* **About this exercise**
What you return must match the records below exactly, down to each character.
START Supplied material
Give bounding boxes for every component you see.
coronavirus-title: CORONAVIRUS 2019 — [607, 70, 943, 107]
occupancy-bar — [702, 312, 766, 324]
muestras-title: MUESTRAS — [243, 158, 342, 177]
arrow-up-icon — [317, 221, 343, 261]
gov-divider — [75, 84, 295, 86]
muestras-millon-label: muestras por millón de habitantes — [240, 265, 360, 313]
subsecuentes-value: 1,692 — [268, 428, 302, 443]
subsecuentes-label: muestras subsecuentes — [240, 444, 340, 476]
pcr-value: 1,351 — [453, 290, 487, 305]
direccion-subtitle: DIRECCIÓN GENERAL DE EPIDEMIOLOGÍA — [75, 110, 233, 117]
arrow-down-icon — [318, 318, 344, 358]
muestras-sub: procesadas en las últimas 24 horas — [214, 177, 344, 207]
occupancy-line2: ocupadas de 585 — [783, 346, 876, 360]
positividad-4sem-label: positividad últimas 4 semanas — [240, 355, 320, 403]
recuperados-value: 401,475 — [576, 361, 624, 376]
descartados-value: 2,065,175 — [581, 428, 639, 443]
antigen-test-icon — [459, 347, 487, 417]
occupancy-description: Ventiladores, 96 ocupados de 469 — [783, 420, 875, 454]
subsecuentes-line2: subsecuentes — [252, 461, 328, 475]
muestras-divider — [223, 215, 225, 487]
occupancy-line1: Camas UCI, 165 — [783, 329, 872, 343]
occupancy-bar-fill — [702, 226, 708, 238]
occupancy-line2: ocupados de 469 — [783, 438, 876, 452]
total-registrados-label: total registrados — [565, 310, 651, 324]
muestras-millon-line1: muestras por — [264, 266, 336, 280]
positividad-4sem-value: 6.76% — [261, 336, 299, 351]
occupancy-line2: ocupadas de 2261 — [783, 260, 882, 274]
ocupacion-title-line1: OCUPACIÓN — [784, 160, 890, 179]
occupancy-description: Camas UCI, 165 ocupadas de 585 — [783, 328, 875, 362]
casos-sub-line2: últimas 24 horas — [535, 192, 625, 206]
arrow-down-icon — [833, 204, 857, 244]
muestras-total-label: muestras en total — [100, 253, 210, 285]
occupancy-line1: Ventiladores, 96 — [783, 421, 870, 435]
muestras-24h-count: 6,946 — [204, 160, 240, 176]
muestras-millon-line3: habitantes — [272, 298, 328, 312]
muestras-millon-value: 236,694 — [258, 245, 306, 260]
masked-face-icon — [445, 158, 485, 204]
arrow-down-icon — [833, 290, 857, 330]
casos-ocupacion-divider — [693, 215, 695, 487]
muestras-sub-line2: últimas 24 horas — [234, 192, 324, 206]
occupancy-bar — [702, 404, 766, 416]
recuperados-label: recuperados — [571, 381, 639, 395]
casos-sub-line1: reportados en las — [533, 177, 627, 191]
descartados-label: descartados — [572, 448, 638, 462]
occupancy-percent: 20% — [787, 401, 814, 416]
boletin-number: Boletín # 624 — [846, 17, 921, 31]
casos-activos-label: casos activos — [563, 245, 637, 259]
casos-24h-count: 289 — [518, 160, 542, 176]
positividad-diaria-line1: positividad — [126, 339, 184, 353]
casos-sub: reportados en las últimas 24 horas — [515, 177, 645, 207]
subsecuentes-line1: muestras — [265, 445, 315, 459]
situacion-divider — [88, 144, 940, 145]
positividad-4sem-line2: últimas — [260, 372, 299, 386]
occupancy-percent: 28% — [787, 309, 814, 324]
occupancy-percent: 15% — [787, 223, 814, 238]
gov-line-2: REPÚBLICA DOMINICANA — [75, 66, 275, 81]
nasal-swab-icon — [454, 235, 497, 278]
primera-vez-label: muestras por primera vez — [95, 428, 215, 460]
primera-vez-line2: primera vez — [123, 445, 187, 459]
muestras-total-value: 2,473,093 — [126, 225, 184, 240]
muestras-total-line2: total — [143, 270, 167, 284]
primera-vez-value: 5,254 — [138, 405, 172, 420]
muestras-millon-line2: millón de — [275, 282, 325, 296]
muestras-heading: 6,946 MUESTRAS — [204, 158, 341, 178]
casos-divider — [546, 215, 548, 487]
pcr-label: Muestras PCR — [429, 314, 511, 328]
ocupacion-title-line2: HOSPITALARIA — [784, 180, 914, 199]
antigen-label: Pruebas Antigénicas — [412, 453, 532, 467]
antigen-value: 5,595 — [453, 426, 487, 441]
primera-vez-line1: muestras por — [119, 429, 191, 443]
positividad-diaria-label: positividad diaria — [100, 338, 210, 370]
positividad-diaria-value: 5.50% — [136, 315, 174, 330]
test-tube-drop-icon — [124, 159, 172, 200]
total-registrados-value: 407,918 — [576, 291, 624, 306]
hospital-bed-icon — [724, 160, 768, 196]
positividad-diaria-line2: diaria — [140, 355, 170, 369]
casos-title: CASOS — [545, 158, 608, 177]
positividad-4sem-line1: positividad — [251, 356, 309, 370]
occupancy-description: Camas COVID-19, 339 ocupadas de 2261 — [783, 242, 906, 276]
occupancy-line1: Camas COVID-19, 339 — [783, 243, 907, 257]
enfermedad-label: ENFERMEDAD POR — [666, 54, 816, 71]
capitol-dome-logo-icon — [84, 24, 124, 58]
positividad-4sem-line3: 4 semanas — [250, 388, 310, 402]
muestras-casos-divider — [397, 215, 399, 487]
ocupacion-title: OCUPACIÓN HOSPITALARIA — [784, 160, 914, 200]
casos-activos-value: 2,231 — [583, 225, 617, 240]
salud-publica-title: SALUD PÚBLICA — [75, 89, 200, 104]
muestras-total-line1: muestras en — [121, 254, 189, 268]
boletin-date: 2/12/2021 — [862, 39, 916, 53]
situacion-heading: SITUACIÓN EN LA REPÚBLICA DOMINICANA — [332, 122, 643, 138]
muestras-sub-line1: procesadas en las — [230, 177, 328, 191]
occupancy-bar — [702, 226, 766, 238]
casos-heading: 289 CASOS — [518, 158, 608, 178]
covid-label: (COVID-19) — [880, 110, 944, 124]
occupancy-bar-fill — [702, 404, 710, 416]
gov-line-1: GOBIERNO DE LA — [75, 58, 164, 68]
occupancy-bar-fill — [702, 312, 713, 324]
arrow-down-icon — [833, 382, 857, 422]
END Supplied material
* **Answer for this exercise**
Give bounding boxes for every component you see.
coronavirus-title: CORONAVIRUS 2019 — [607, 70, 943, 107]
occupancy-bar — [702, 312, 766, 324]
muestras-title: MUESTRAS — [243, 158, 342, 177]
arrow-up-icon — [317, 221, 343, 261]
gov-divider — [75, 84, 295, 86]
muestras-millon-label: muestras por millón de habitantes — [240, 265, 360, 313]
subsecuentes-value: 1,692 — [268, 428, 302, 443]
subsecuentes-label: muestras subsecuentes — [240, 444, 340, 476]
pcr-value: 1,351 — [453, 290, 487, 305]
direccion-subtitle: DIRECCIÓN GENERAL DE EPIDEMIOLOGÍA — [75, 110, 233, 117]
arrow-down-icon — [318, 318, 344, 358]
muestras-sub: procesadas en las últimas 24 horas — [214, 177, 344, 207]
occupancy-line2: ocupadas de 585 — [783, 346, 876, 360]
positividad-4sem-label: positividad últimas 4 semanas — [240, 355, 320, 403]
recuperados-value: 401,475 — [576, 361, 624, 376]
descartados-value: 2,065,175 — [581, 428, 639, 443]
antigen-test-icon — [459, 347, 487, 417]
occupancy-description: Ventiladores, 96 ocupados de 469 — [783, 420, 875, 454]
subsecuentes-line2: subsecuentes — [252, 461, 328, 475]
muestras-divider — [223, 215, 225, 487]
occupancy-line1: Camas UCI, 165 — [783, 329, 872, 343]
occupancy-bar-fill — [702, 226, 708, 238]
occupancy-line2: ocupados de 469 — [783, 438, 876, 452]
total-registrados-label: total registrados — [565, 310, 651, 324]
muestras-millon-line1: muestras por — [264, 266, 336, 280]
positividad-4sem-value: 6.76% — [261, 336, 299, 351]
occupancy-line2: ocupadas de 2261 — [783, 260, 882, 274]
ocupacion-title-line1: OCUPACIÓN — [784, 160, 890, 179]
occupancy-description: Camas UCI, 165 ocupadas de 585 — [783, 328, 875, 362]
casos-sub-line2: últimas 24 horas — [535, 192, 625, 206]
arrow-down-icon — [833, 204, 857, 244]
muestras-total-label: muestras en total — [100, 253, 210, 285]
occupancy-line1: Ventiladores, 96 — [783, 421, 870, 435]
muestras-24h-count: 6,946 — [204, 160, 240, 176]
muestras-millon-line3: habitantes — [272, 298, 328, 312]
muestras-millon-value: 236,694 — [258, 245, 306, 260]
masked-face-icon — [445, 158, 485, 204]
arrow-down-icon — [833, 290, 857, 330]
casos-ocupacion-divider — [693, 215, 695, 487]
muestras-sub-line2: últimas 24 horas — [234, 192, 324, 206]
occupancy-bar — [702, 404, 766, 416]
recuperados-label: recuperados — [571, 381, 639, 395]
casos-sub-line1: reportados en las — [533, 177, 627, 191]
descartados-label: descartados — [572, 448, 638, 462]
occupancy-percent: 20% — [787, 401, 814, 416]
boletin-number: Boletín # 624 — [846, 17, 921, 31]
casos-activos-label: casos activos — [563, 245, 637, 259]
casos-24h-count: 289 — [518, 160, 542, 176]
positividad-diaria-line1: positividad — [126, 339, 184, 353]
casos-sub: reportados en las últimas 24 horas — [515, 177, 645, 207]
subsecuentes-line1: muestras — [265, 445, 315, 459]
situacion-divider — [88, 144, 940, 145]
positividad-4sem-line2: últimas — [260, 372, 299, 386]
occupancy-percent: 28% — [787, 309, 814, 324]
occupancy-percent: 15% — [787, 223, 814, 238]
gov-line-2: REPÚBLICA DOMINICANA — [75, 66, 275, 81]
nasal-swab-icon — [454, 235, 497, 278]
primera-vez-label: muestras por primera vez — [95, 428, 215, 460]
primera-vez-line2: primera vez — [123, 445, 187, 459]
muestras-total-value: 2,473,093 — [126, 225, 184, 240]
muestras-total-line2: total — [143, 270, 167, 284]
primera-vez-value: 5,254 — [138, 405, 172, 420]
muestras-millon-line2: millón de — [275, 282, 325, 296]
muestras-heading: 6,946 MUESTRAS — [204, 158, 341, 178]
casos-divider — [546, 215, 548, 487]
pcr-label: Muestras PCR — [429, 314, 511, 328]
ocupacion-title-line2: HOSPITALARIA — [784, 180, 914, 199]
antigen-label: Pruebas Antigénicas — [412, 453, 532, 467]
antigen-value: 5,595 — [453, 426, 487, 441]
primera-vez-line1: muestras por — [119, 429, 191, 443]
positividad-diaria-label: positividad diaria — [100, 338, 210, 370]
positividad-diaria-value: 5.50% — [136, 315, 174, 330]
test-tube-drop-icon — [124, 159, 172, 200]
total-registrados-value: 407,918 — [576, 291, 624, 306]
hospital-bed-icon — [724, 160, 768, 196]
positividad-diaria-line2: diaria — [140, 355, 170, 369]
casos-title: CASOS — [545, 158, 608, 177]
positividad-4sem-line1: positividad — [251, 356, 309, 370]
occupancy-description: Camas COVID-19, 339 ocupadas de 2261 — [783, 242, 906, 276]
occupancy-line1: Camas COVID-19, 339 — [783, 243, 907, 257]
enfermedad-label: ENFERMEDAD POR — [666, 54, 816, 71]
capitol-dome-logo-icon — [84, 24, 124, 58]
positividad-4sem-line3: 4 semanas — [250, 388, 310, 402]
muestras-casos-divider — [397, 215, 399, 487]
ocupacion-title: OCUPACIÓN HOSPITALARIA — [784, 160, 914, 200]
casos-activos-value: 2,231 — [583, 225, 617, 240]
salud-publica-title: SALUD PÚBLICA — [75, 89, 200, 104]
muestras-total-line1: muestras en — [121, 254, 189, 268]
boletin-date: 2/12/2021 — [862, 39, 916, 53]
situacion-heading: SITUACIÓN EN LA REPÚBLICA DOMINICANA — [332, 122, 643, 138]
muestras-sub-line1: procesadas en las — [230, 177, 328, 191]
occupancy-bar — [702, 226, 766, 238]
casos-heading: 289 CASOS — [518, 158, 608, 178]
covid-label: (COVID-19) — [880, 110, 944, 124]
occupancy-bar-fill — [702, 404, 710, 416]
gov-line-1: GOBIERNO DE LA — [75, 58, 164, 68]
occupancy-bar-fill — [702, 312, 713, 324]
arrow-down-icon — [833, 382, 857, 422]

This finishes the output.